■ Set problem ■
Among the entries, which lines carry the string "only"? Copy each of them.

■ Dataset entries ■
----

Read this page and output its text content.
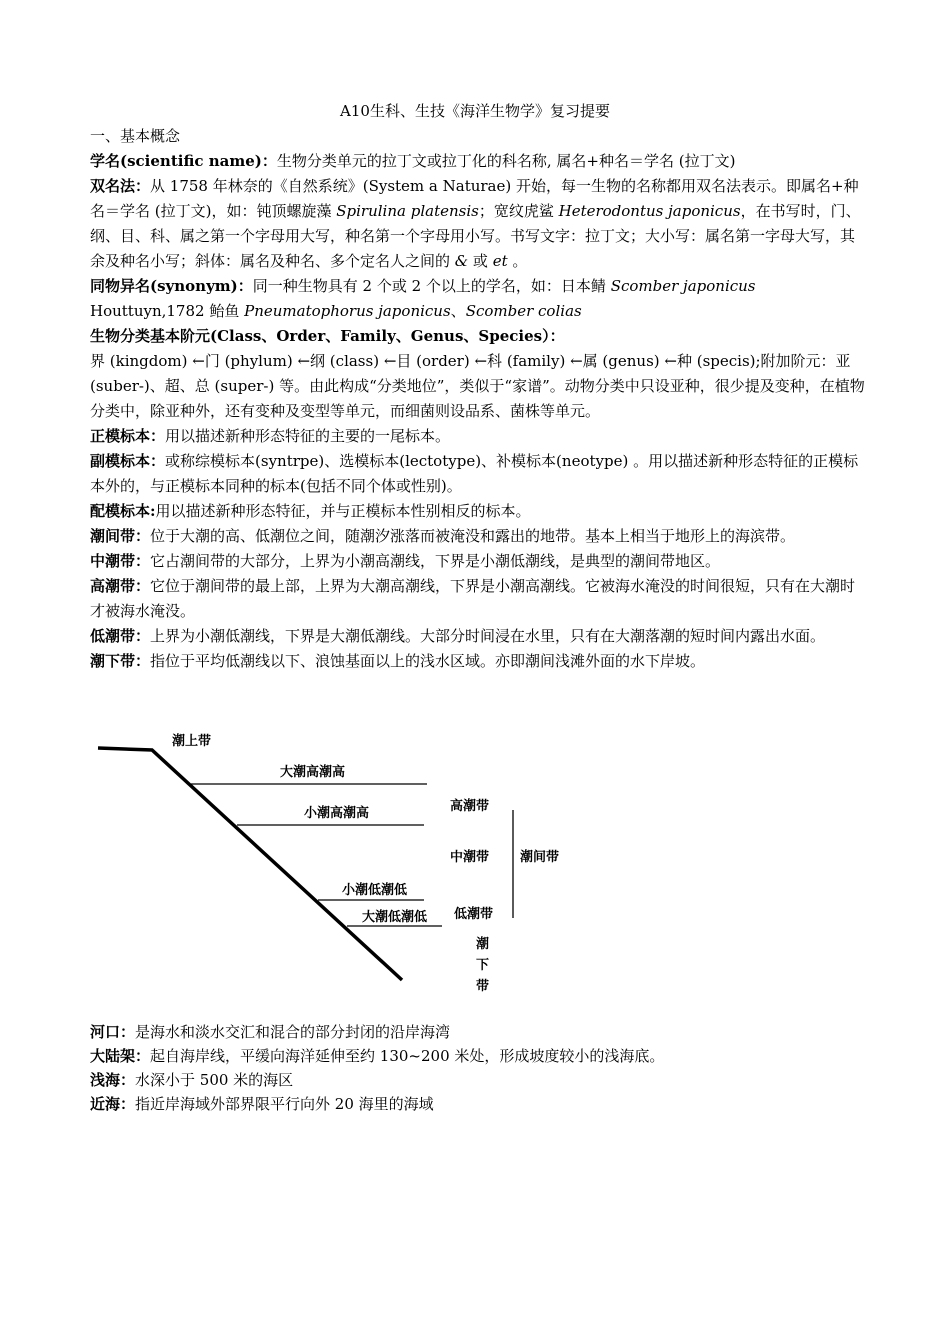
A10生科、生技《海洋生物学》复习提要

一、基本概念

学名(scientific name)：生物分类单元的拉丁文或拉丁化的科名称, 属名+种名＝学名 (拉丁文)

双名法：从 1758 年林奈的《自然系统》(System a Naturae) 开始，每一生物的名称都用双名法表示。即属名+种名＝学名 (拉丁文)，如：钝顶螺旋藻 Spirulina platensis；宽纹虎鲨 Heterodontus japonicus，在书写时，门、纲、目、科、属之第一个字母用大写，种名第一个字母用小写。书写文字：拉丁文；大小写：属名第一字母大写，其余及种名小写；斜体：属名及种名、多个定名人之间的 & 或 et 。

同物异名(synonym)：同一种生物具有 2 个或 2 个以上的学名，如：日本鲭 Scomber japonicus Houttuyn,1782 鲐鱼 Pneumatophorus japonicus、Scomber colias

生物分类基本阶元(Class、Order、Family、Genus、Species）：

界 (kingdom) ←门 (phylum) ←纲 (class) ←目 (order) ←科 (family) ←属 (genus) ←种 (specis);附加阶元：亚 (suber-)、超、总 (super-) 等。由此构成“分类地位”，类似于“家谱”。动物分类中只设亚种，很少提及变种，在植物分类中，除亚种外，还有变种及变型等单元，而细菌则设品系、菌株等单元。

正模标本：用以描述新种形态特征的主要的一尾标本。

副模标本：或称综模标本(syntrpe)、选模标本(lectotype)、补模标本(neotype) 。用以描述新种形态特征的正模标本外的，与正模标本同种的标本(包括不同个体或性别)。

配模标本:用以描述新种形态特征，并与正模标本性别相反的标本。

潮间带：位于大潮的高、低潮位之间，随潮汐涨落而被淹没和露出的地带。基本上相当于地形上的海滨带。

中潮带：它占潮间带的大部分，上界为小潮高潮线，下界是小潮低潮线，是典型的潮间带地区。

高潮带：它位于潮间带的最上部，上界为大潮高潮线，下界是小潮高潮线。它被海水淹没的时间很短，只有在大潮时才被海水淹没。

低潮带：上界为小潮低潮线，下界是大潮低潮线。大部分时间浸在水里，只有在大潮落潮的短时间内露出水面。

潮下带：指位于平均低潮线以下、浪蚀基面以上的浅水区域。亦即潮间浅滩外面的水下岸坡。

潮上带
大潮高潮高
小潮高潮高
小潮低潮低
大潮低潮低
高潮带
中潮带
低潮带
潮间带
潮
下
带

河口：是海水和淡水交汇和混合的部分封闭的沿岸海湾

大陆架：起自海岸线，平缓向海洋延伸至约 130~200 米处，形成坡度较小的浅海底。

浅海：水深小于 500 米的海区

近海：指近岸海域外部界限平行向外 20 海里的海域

----

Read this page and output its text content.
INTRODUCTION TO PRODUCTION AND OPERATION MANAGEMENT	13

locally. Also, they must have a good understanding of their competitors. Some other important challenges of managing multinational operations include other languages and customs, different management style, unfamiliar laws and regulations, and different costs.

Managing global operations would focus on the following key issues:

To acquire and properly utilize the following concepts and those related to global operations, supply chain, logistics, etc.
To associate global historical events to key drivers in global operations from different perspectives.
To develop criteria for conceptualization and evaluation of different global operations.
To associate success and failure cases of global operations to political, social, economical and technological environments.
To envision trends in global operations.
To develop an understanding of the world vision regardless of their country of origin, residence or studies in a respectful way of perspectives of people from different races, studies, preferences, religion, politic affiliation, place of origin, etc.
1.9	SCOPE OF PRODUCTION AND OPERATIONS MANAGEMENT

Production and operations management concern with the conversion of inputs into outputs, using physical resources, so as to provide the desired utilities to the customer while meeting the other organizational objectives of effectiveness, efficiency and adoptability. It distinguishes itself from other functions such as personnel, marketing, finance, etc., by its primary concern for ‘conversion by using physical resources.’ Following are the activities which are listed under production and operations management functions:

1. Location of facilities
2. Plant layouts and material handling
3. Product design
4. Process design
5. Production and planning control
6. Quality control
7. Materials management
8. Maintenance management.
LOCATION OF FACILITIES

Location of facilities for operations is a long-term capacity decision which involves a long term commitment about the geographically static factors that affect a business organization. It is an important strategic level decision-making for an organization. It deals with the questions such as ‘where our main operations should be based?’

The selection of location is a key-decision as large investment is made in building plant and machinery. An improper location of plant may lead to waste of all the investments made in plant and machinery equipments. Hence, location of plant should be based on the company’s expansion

----

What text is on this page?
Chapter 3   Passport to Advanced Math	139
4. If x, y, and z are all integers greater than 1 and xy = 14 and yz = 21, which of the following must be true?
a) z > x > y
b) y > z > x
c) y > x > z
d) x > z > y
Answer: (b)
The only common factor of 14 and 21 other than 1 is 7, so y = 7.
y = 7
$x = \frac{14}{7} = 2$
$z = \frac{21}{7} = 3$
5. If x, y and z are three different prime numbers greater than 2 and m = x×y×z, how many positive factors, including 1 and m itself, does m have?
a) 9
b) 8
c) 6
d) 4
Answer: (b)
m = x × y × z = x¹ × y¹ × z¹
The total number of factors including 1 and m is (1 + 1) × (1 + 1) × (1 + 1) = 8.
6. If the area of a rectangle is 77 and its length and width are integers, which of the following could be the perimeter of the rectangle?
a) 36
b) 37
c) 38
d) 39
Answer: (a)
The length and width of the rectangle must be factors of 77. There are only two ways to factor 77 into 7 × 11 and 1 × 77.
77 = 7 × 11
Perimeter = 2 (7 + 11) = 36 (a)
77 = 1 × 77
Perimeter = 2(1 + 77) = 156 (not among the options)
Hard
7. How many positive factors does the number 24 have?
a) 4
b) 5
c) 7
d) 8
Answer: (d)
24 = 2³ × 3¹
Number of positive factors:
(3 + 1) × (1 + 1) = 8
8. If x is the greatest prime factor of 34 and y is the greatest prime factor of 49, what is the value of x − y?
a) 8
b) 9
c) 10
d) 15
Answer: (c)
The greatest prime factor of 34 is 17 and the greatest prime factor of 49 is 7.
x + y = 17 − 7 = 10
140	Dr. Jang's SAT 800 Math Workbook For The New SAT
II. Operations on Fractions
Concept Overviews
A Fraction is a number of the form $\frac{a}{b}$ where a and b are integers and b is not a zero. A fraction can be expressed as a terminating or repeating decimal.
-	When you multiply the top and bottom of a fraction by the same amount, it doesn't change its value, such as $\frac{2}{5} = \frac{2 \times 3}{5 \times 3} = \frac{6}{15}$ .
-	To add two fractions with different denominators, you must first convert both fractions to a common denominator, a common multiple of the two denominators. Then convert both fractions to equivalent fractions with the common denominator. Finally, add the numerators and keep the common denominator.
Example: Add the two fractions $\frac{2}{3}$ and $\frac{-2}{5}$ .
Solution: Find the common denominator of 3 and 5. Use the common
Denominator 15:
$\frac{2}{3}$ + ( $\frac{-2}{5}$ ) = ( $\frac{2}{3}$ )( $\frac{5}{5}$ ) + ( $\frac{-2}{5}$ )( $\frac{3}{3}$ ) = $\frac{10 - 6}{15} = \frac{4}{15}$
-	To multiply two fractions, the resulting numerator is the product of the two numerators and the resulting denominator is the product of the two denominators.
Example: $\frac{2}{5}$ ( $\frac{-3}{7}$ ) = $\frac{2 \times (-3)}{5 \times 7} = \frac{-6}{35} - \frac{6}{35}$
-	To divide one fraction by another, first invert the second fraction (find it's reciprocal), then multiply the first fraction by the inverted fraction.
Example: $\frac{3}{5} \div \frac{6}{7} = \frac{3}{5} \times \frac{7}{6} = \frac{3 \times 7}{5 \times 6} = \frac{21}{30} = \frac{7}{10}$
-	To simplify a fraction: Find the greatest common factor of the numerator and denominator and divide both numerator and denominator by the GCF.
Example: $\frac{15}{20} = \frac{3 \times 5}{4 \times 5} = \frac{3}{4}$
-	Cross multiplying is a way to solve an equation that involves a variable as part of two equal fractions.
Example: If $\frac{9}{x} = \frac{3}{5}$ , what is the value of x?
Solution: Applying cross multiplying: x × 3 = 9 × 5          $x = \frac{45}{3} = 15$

----

■ Final answer ■
The only common factor of 14 and 21 other than 1 is 7, so y = 7.
The length and width of the rectangle must be factors of 77. There are only two ways to factor 77 into 7 × 11 and 1 × 77.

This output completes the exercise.